# SHORT TASK:
Scan the following material for the string "Alberta" and copy each line in which it appears.

# DATA SHOWN:
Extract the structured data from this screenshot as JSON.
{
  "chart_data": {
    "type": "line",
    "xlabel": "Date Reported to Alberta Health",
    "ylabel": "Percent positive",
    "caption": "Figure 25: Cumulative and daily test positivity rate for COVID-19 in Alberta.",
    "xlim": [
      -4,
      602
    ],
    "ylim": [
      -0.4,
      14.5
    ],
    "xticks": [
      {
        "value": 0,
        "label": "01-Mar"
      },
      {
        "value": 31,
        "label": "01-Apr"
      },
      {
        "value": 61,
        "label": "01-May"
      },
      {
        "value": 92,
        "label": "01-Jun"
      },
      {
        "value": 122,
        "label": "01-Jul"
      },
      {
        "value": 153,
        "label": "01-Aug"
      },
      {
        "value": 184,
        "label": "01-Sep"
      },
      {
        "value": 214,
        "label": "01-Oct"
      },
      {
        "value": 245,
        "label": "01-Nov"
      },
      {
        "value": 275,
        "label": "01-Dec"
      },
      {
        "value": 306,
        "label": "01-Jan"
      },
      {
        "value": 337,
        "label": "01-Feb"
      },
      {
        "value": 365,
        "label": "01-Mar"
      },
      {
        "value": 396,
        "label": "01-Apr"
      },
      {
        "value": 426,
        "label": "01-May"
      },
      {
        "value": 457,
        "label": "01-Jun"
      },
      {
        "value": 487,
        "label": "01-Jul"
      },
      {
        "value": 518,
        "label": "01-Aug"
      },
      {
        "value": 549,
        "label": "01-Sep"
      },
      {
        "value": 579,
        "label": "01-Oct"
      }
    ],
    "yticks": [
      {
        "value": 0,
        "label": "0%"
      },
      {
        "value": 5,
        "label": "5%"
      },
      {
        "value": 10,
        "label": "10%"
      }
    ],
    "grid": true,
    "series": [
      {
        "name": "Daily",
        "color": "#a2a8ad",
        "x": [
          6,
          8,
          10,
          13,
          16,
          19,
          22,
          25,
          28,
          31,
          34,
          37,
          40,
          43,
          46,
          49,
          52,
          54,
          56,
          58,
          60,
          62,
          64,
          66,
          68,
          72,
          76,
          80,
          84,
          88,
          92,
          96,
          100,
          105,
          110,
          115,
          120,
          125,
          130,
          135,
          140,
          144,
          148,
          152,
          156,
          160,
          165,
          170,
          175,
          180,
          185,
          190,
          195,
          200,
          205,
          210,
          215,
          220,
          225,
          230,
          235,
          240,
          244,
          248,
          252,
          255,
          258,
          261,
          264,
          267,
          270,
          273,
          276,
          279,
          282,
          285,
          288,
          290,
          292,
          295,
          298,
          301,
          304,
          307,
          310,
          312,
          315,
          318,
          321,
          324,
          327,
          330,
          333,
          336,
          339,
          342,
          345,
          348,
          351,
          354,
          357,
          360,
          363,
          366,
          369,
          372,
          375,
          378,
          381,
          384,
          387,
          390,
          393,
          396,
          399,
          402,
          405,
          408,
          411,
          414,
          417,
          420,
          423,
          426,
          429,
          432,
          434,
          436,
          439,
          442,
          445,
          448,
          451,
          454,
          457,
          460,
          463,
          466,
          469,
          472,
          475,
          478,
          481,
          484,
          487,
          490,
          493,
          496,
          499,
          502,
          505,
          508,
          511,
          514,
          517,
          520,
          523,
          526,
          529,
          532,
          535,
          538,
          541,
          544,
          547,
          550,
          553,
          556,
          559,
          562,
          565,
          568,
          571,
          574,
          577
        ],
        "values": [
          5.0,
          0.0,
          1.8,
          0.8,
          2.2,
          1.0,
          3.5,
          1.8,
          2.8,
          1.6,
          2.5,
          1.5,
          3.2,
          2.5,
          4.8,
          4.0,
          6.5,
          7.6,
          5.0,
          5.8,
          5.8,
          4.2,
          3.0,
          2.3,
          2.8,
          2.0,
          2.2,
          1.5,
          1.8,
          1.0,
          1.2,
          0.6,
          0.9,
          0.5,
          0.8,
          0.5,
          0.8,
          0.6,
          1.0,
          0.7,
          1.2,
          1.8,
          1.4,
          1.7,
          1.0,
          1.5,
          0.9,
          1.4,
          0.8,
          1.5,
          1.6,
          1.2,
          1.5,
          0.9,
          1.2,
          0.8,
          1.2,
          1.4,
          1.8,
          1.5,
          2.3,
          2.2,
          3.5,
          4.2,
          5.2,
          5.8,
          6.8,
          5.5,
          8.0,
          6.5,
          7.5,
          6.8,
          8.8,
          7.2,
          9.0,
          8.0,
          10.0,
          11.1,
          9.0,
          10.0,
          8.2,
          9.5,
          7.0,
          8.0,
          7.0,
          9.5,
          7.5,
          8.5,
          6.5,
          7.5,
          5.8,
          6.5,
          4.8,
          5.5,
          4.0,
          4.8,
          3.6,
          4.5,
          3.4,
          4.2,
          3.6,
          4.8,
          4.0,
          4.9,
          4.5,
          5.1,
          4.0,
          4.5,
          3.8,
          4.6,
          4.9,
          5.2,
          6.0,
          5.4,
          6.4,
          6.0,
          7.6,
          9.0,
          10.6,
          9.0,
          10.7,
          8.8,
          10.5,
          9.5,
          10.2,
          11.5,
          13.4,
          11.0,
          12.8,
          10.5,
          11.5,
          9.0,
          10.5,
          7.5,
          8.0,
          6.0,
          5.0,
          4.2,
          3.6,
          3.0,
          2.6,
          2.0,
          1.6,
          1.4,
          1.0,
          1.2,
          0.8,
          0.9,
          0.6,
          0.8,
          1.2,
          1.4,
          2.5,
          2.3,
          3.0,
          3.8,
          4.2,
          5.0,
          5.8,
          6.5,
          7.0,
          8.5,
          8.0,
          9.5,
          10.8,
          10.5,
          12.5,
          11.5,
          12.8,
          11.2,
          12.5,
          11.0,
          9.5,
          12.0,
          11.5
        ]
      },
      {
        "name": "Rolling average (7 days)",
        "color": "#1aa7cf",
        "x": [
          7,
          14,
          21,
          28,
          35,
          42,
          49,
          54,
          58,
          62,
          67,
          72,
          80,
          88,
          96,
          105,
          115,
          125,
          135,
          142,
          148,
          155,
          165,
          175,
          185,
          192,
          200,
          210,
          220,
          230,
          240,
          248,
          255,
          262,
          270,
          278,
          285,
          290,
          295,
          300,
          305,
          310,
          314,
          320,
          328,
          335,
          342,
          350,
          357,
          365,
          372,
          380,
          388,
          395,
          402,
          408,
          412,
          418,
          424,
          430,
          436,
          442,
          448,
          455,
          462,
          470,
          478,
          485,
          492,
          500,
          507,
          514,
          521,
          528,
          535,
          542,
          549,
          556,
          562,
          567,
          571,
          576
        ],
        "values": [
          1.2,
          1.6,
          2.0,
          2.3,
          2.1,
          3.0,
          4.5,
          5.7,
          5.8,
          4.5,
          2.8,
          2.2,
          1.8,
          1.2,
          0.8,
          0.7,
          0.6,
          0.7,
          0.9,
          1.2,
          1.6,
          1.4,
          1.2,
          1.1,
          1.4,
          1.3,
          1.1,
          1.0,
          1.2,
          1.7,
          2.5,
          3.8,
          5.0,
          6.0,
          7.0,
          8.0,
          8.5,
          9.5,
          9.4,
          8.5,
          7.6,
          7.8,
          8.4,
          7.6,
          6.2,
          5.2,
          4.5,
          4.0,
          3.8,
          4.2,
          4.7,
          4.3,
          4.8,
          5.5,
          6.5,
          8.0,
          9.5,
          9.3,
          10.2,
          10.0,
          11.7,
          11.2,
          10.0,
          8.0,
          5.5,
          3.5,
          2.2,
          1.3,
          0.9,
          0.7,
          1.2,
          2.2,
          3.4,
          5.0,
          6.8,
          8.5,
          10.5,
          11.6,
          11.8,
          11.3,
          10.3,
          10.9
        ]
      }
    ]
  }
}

# EXERCISE SOLUTION:
    "xlabel": "Date Reported to Alberta Health",
    "caption": "Figure 25: Cumulative and daily test positivity rate for COVID-19 in Alberta.",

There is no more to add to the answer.